**Record list**.
......
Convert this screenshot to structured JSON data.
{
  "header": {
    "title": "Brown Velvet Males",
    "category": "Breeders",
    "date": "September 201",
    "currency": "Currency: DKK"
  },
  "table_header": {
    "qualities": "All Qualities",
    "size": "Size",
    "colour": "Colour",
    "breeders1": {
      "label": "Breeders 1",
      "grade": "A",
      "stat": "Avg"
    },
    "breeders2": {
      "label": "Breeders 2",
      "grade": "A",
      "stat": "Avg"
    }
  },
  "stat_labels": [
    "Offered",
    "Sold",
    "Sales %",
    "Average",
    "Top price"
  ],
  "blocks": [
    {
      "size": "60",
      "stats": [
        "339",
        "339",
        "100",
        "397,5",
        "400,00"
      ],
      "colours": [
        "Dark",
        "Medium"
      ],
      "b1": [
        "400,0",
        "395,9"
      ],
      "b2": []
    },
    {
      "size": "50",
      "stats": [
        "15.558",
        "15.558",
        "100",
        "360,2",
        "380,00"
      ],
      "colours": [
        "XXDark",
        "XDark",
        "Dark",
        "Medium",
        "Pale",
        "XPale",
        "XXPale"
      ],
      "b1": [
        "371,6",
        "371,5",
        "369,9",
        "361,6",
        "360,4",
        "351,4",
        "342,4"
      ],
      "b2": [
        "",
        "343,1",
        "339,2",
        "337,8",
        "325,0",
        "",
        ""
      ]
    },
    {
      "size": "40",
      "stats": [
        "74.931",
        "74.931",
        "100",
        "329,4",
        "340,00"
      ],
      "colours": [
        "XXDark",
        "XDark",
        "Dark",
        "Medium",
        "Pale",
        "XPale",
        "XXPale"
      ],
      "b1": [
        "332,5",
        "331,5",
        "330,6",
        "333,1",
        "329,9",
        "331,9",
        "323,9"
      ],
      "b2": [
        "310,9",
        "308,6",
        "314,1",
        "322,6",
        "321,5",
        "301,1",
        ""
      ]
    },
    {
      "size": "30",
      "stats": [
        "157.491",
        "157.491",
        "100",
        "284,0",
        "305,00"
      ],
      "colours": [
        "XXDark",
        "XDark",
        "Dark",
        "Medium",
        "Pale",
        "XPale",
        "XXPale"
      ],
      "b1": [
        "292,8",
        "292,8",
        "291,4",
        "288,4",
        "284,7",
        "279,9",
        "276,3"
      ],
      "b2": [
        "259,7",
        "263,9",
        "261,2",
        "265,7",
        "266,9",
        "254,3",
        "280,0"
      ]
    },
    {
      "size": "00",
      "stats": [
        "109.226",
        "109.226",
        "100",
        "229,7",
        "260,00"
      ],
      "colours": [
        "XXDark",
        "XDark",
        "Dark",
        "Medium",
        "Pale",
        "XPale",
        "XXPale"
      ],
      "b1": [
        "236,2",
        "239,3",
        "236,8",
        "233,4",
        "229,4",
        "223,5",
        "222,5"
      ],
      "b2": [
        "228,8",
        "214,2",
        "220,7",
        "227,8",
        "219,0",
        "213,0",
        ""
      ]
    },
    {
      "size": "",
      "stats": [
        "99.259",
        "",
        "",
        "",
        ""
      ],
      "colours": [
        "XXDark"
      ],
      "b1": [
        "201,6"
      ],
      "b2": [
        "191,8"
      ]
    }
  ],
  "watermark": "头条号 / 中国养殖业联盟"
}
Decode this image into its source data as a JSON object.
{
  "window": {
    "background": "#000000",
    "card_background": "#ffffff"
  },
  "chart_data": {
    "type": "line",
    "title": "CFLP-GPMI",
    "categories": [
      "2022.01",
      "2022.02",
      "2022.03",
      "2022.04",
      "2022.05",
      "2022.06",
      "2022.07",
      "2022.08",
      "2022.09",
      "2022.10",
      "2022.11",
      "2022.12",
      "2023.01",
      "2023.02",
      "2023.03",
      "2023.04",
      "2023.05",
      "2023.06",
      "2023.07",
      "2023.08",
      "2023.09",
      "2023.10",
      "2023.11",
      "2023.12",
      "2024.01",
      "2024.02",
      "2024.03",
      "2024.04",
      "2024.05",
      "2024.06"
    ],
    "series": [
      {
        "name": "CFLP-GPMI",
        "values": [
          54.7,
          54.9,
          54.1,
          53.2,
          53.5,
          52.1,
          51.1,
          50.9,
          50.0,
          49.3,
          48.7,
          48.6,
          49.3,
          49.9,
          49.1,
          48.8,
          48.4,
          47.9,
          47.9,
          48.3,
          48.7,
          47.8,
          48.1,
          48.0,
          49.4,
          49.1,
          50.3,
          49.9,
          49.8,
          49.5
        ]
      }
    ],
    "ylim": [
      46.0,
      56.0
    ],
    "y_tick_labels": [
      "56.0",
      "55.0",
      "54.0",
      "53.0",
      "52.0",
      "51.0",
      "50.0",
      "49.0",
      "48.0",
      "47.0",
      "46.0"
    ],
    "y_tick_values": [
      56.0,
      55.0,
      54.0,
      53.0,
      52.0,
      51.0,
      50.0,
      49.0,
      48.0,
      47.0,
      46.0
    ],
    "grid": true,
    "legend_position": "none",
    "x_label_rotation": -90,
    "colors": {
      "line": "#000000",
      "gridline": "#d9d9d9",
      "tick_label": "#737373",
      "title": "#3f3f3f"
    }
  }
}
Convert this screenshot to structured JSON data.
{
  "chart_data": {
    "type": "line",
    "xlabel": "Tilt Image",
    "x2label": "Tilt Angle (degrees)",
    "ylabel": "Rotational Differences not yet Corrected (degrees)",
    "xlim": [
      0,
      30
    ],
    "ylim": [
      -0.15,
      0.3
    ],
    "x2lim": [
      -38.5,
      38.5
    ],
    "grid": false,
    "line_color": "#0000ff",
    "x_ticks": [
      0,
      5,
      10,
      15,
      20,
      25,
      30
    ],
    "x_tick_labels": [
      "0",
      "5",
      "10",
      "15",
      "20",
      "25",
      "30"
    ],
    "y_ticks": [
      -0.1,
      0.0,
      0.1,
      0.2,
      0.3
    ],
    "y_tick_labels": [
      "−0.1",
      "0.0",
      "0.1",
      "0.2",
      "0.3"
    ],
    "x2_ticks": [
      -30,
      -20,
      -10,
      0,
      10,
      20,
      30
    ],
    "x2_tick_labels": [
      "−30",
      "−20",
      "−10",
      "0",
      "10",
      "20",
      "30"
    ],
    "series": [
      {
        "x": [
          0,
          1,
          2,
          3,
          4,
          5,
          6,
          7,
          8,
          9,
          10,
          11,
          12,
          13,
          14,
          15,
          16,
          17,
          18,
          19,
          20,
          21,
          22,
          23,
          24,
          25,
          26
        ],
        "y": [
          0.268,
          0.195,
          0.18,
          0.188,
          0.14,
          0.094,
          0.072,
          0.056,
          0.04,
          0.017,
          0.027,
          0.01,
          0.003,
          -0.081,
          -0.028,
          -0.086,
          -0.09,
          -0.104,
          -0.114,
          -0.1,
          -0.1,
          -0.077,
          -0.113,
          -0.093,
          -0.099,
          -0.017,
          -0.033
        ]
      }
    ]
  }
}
......
**What the exercise asks**. Copy out each line in the listing that has the word "degrees".

**Final answer**.
    "x2label": "Tilt Angle (degrees)",
    "ylabel": "Rotational Differences not yet Corrected (degrees)",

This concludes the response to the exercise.